Instructions for the task
Copy the lines that follow, keeping every character the same.
>> Begin Data rows
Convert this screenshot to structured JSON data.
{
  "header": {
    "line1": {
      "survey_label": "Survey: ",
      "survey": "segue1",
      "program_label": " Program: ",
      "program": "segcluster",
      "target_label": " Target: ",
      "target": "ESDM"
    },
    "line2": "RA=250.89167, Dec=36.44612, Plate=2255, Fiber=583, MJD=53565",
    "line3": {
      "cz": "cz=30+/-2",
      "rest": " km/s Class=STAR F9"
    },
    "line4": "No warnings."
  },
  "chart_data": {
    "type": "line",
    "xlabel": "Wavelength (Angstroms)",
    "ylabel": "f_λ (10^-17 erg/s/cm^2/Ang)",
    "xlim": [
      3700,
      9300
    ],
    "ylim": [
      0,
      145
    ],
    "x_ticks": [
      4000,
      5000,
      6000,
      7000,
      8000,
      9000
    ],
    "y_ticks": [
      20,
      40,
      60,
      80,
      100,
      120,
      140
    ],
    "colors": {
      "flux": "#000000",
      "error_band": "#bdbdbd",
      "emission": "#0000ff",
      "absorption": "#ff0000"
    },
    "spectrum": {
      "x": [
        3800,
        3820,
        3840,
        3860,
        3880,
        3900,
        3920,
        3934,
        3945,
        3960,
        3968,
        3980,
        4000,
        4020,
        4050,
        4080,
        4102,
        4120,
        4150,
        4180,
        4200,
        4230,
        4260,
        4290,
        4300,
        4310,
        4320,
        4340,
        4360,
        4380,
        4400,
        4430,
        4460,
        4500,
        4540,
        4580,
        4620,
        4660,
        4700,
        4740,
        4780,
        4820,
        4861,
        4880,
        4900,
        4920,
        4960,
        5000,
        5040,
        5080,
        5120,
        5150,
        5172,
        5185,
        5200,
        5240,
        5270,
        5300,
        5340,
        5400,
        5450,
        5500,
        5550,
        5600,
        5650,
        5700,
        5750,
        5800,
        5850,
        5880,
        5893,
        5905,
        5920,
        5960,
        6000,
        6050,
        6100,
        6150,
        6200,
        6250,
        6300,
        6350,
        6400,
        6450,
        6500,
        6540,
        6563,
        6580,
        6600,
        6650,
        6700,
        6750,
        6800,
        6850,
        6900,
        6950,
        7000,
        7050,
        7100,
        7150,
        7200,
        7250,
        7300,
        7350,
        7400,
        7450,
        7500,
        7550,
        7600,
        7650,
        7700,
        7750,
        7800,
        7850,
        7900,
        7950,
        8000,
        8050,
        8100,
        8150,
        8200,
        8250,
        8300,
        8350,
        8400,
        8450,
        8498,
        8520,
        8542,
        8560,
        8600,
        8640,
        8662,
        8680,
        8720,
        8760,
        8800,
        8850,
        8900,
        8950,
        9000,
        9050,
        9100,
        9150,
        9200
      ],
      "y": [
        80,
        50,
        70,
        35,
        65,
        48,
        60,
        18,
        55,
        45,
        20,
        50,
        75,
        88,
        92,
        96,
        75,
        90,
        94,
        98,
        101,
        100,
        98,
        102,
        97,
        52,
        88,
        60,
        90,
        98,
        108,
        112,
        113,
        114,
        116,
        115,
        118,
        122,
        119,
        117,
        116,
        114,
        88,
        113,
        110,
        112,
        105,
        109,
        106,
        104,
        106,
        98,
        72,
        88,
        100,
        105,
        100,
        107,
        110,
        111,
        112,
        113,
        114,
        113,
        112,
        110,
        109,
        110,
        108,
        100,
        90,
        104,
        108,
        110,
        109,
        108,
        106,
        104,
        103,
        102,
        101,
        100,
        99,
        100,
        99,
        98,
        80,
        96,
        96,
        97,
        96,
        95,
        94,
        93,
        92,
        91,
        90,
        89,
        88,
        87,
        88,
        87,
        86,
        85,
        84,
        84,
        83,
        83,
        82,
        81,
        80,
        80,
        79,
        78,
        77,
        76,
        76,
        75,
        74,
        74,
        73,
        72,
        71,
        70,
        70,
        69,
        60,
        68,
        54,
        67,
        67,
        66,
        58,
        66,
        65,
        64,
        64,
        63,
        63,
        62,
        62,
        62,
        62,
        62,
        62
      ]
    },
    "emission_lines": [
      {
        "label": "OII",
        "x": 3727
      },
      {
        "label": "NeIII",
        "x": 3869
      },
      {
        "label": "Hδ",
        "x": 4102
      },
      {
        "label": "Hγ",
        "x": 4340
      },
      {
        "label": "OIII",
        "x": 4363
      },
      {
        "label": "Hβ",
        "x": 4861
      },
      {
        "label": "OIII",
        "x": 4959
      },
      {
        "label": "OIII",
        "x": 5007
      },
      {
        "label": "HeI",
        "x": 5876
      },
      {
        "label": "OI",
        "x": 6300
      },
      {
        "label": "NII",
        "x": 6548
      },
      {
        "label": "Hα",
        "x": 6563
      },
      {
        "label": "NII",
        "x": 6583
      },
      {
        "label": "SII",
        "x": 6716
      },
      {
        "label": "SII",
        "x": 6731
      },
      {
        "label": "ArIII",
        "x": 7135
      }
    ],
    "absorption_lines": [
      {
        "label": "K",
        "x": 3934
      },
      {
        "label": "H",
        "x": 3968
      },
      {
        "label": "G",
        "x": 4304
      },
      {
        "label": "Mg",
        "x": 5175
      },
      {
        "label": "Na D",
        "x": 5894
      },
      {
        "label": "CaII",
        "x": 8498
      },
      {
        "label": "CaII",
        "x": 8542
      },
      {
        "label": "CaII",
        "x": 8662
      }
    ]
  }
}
>> End Data rows
Expected answer
Convert this screenshot to structured JSON data.
{
  "header": {
    "line1": {
      "survey_label": "Survey: ",
      "survey": "segue1",
      "program_label": " Program: ",
      "program": "segcluster",
      "target_label": " Target: ",
      "target": "ESDM"
    },
    "line2": "RA=250.89167, Dec=36.44612, Plate=2255, Fiber=583, MJD=53565",
    "line3": {
      "cz": "cz=30+/-2",
      "rest": " km/s Class=STAR F9"
    },
    "line4": "No warnings."
  },
  "chart_data": {
    "type": "line",
    "xlabel": "Wavelength (Angstroms)",
    "ylabel": "f_λ (10^-17 erg/s/cm^2/Ang)",
    "xlim": [
      3700,
      9300
    ],
    "ylim": [
      0,
      145
    ],
    "x_ticks": [
      4000,
      5000,
      6000,
      7000,
      8000,
      9000
    ],
    "y_ticks": [
      20,
      40,
      60,
      80,
      100,
      120,
      140
    ],
    "colors": {
      "flux": "#000000",
      "error_band": "#bdbdbd",
      "emission": "#0000ff",
      "absorption": "#ff0000"
    },
    "spectrum": {
      "x": [
        3800,
        3820,
        3840,
        3860,
        3880,
        3900,
        3920,
        3934,
        3945,
        3960,
        3968,
        3980,
        4000,
        4020,
        4050,
        4080,
        4102,
        4120,
        4150,
        4180,
        4200,
        4230,
        4260,
        4290,
        4300,
        4310,
        4320,
        4340,
        4360,
        4380,
        4400,
        4430,
        4460,
        4500,
        4540,
        4580,
        4620,
        4660,
        4700,
        4740,
        4780,
        4820,
        4861,
        4880,
        4900,
        4920,
        4960,
        5000,
        5040,
        5080,
        5120,
        5150,
        5172,
        5185,
        5200,
        5240,
        5270,
        5300,
        5340,
        5400,
        5450,
        5500,
        5550,
        5600,
        5650,
        5700,
        5750,
        5800,
        5850,
        5880,
        5893,
        5905,
        5920,
        5960,
        6000,
        6050,
        6100,
        6150,
        6200,
        6250,
        6300,
        6350,
        6400,
        6450,
        6500,
        6540,
        6563,
        6580,
        6600,
        6650,
        6700,
        6750,
        6800,
        6850,
        6900,
        6950,
        7000,
        7050,
        7100,
        7150,
        7200,
        7250,
        7300,
        7350,
        7400,
        7450,
        7500,
        7550,
        7600,
        7650,
        7700,
        7750,
        7800,
        7850,
        7900,
        7950,
        8000,
        8050,
        8100,
        8150,
        8200,
        8250,
        8300,
        8350,
        8400,
        8450,
        8498,
        8520,
        8542,
        8560,
        8600,
        8640,
        8662,
        8680,
        8720,
        8760,
        8800,
        8850,
        8900,
        8950,
        9000,
        9050,
        9100,
        9150,
        9200
      ],
      "y": [
        80,
        50,
        70,
        35,
        65,
        48,
        60,
        18,
        55,
        45,
        20,
        50,
        75,
        88,
        92,
        96,
        75,
        90,
        94,
        98,
        101,
        100,
        98,
        102,
        97,
        52,
        88,
        60,
        90,
        98,
        108,
        112,
        113,
        114,
        116,
        115,
        118,
        122,
        119,
        117,
        116,
        114,
        88,
        113,
        110,
        112,
        105,
        109,
        106,
        104,
        106,
        98,
        72,
        88,
        100,
        105,
        100,
        107,
        110,
        111,
        112,
        113,
        114,
        113,
        112,
        110,
        109,
        110,
        108,
        100,
        90,
        104,
        108,
        110,
        109,
        108,
        106,
        104,
        103,
        102,
        101,
        100,
        99,
        100,
        99,
        98,
        80,
        96,
        96,
        97,
        96,
        95,
        94,
        93,
        92,
        91,
        90,
        89,
        88,
        87,
        88,
        87,
        86,
        85,
        84,
        84,
        83,
        83,
        82,
        81,
        80,
        80,
        79,
        78,
        77,
        76,
        76,
        75,
        74,
        74,
        73,
        72,
        71,
        70,
        70,
        69,
        60,
        68,
        54,
        67,
        67,
        66,
        58,
        66,
        65,
        64,
        64,
        63,
        63,
        62,
        62,
        62,
        62,
        62,
        62
      ]
    },
    "emission_lines": [
      {
        "label": "OII",
        "x": 3727
      },
      {
        "label": "NeIII",
        "x": 3869
      },
      {
        "label": "Hδ",
        "x": 4102
      },
      {
        "label": "Hγ",
        "x": 4340
      },
      {
        "label": "OIII",
        "x": 4363
      },
      {
        "label": "Hβ",
        "x": 4861
      },
      {
        "label": "OIII",
        "x": 4959
      },
      {
        "label": "OIII",
        "x": 5007
      },
      {
        "label": "HeI",
        "x": 5876
      },
      {
        "label": "OI",
        "x": 6300
      },
      {
        "label": "NII",
        "x": 6548
      },
      {
        "label": "Hα",
        "x": 6563
      },
      {
        "label": "NII",
        "x": 6583
      },
      {
        "label": "SII",
        "x": 6716
      },
      {
        "label": "SII",
        "x": 6731
      },
      {
        "label": "ArIII",
        "x": 7135
      }
    ],
    "absorption_lines": [
      {
        "label": "K",
        "x": 3934
      },
      {
        "label": "H",
        "x": 3968
      },
      {
        "label": "G",
        "x": 4304
      },
      {
        "label": "Mg",
        "x": 5175
      },
      {
        "label": "Na D",
        "x": 5894
      },
      {
        "label": "CaII",
        "x": 8498
      },
      {
        "label": "CaII",
        "x": 8542
      },
      {
        "label": "CaII",
        "x": 8662
      }
    ]
  }
}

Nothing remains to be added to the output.